▶ _INSTRUCTIONS TO FOLLOW_: List every entry below that contains the string "logo", copying each one in full. Case counts, so match only that exact capitalization.

▶ _SUPPLIED ENTRIES_:
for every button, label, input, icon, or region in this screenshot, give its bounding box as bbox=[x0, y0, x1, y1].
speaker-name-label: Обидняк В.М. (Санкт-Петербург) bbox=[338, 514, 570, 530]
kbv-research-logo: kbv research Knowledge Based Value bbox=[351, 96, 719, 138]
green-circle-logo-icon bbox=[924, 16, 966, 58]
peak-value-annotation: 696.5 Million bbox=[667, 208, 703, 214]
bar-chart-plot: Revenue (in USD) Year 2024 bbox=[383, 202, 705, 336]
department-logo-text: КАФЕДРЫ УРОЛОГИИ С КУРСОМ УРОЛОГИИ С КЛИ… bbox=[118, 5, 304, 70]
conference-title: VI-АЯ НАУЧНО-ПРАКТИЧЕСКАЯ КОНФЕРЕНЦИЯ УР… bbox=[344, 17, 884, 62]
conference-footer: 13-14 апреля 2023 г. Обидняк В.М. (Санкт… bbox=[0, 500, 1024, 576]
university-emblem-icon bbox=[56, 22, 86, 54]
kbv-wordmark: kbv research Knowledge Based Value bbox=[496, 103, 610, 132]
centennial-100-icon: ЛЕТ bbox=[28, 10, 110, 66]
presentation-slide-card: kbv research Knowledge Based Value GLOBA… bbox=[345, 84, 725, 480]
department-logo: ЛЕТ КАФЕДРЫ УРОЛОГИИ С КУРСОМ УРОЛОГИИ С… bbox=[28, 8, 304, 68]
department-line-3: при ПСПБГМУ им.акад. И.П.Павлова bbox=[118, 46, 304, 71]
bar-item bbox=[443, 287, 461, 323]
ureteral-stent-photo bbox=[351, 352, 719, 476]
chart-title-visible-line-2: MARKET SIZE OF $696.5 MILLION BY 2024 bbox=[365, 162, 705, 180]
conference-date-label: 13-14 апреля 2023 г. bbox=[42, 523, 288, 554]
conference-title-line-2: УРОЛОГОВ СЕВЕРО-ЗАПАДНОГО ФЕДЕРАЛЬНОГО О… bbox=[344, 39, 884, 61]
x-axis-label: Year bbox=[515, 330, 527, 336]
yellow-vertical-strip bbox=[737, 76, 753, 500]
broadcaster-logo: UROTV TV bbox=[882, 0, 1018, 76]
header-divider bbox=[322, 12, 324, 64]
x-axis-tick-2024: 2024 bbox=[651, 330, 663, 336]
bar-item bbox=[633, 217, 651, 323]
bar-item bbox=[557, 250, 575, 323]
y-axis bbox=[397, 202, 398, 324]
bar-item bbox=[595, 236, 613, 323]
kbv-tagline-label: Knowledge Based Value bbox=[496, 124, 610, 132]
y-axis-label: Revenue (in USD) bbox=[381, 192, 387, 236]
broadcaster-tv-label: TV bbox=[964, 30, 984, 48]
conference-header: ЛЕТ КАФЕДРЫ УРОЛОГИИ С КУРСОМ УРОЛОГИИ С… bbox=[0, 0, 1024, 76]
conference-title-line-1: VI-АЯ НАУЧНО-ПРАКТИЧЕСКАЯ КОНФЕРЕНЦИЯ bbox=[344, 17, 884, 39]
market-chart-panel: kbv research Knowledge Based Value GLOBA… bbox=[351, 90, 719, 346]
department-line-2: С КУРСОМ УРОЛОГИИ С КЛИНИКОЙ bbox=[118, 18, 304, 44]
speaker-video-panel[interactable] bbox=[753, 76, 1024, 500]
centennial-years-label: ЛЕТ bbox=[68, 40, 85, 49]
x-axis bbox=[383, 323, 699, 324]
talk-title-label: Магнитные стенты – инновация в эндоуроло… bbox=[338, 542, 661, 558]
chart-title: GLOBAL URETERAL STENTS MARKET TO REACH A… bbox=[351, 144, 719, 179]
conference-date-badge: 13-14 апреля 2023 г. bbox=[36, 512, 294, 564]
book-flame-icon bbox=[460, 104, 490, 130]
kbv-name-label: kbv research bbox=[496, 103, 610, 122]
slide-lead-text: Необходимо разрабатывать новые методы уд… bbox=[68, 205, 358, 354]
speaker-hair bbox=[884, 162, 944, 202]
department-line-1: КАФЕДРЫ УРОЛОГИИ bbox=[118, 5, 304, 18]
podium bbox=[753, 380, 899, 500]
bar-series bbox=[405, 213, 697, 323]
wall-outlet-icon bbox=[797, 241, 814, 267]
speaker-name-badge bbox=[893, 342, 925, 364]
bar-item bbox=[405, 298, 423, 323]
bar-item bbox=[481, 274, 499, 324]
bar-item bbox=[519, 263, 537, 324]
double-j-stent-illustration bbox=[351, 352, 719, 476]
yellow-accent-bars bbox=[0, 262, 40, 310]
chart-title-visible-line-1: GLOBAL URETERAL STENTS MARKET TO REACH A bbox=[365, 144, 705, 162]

▶ _SOLUTION TO THIS EXERCISE_:
kbv-research-logo: kbv research Knowledge Based Value bbox=[351, 96, 719, 138]
green-circle-logo-icon bbox=[924, 16, 966, 58]
department-logo-text: КАФЕДРЫ УРОЛОГИИ С КУРСОМ УРОЛОГИИ С КЛИ… bbox=[118, 5, 304, 70]
department-logo: ЛЕТ КАФЕДРЫ УРОЛОГИИ С КУРСОМ УРОЛОГИИ С… bbox=[28, 8, 304, 68]
broadcaster-logo: UROTV TV bbox=[882, 0, 1018, 76]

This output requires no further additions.